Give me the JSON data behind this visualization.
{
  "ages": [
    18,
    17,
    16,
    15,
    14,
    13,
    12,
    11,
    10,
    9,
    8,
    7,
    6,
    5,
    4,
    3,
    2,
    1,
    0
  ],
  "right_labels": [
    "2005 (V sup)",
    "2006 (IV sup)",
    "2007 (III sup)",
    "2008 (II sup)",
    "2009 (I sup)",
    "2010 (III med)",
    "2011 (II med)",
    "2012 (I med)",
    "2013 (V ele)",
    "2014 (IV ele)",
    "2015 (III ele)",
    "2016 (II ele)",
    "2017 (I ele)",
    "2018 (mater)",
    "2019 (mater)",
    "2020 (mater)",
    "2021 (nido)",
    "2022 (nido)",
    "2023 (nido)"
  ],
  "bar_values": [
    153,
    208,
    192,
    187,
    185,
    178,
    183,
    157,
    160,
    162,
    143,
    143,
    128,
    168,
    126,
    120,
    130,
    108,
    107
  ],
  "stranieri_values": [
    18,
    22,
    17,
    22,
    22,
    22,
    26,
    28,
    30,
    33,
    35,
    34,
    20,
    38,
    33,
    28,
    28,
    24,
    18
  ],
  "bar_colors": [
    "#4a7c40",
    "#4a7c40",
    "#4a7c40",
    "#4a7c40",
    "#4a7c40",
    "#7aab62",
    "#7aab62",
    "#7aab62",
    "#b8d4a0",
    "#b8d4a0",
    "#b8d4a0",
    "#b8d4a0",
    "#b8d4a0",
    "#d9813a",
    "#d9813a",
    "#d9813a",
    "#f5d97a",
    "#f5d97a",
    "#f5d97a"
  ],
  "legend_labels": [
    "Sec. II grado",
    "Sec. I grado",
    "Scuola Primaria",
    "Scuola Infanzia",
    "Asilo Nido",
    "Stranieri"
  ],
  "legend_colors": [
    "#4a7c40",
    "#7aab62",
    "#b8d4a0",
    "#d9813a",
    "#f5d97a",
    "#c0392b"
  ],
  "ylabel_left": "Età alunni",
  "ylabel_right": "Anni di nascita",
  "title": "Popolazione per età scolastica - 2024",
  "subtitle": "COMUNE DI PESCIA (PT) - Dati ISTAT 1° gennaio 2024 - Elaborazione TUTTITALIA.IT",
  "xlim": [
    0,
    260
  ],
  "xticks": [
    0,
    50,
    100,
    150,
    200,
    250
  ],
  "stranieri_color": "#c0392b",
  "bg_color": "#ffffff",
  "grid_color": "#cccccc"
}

-----

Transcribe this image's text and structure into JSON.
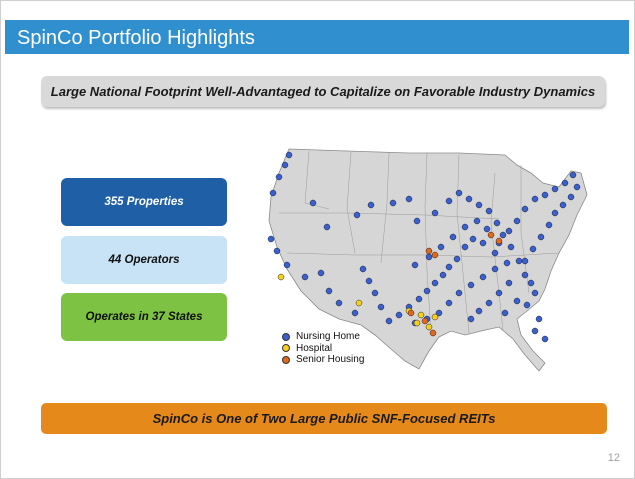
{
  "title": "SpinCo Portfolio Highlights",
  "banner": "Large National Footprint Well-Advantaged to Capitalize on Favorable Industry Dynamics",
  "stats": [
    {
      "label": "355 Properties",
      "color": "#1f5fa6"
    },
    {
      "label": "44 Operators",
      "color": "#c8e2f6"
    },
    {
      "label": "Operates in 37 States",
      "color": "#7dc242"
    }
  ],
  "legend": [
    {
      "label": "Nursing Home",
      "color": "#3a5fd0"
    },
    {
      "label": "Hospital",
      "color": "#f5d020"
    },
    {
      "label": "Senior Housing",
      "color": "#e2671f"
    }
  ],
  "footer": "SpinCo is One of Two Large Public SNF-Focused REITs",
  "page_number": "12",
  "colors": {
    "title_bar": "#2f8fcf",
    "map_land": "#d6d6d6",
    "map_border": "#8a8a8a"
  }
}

-----

#### [WHAT THE TASK ASKS]
Report only how many lines in the records contain the word "SpinCo".

#### [EXERCISE RESPONSE]
2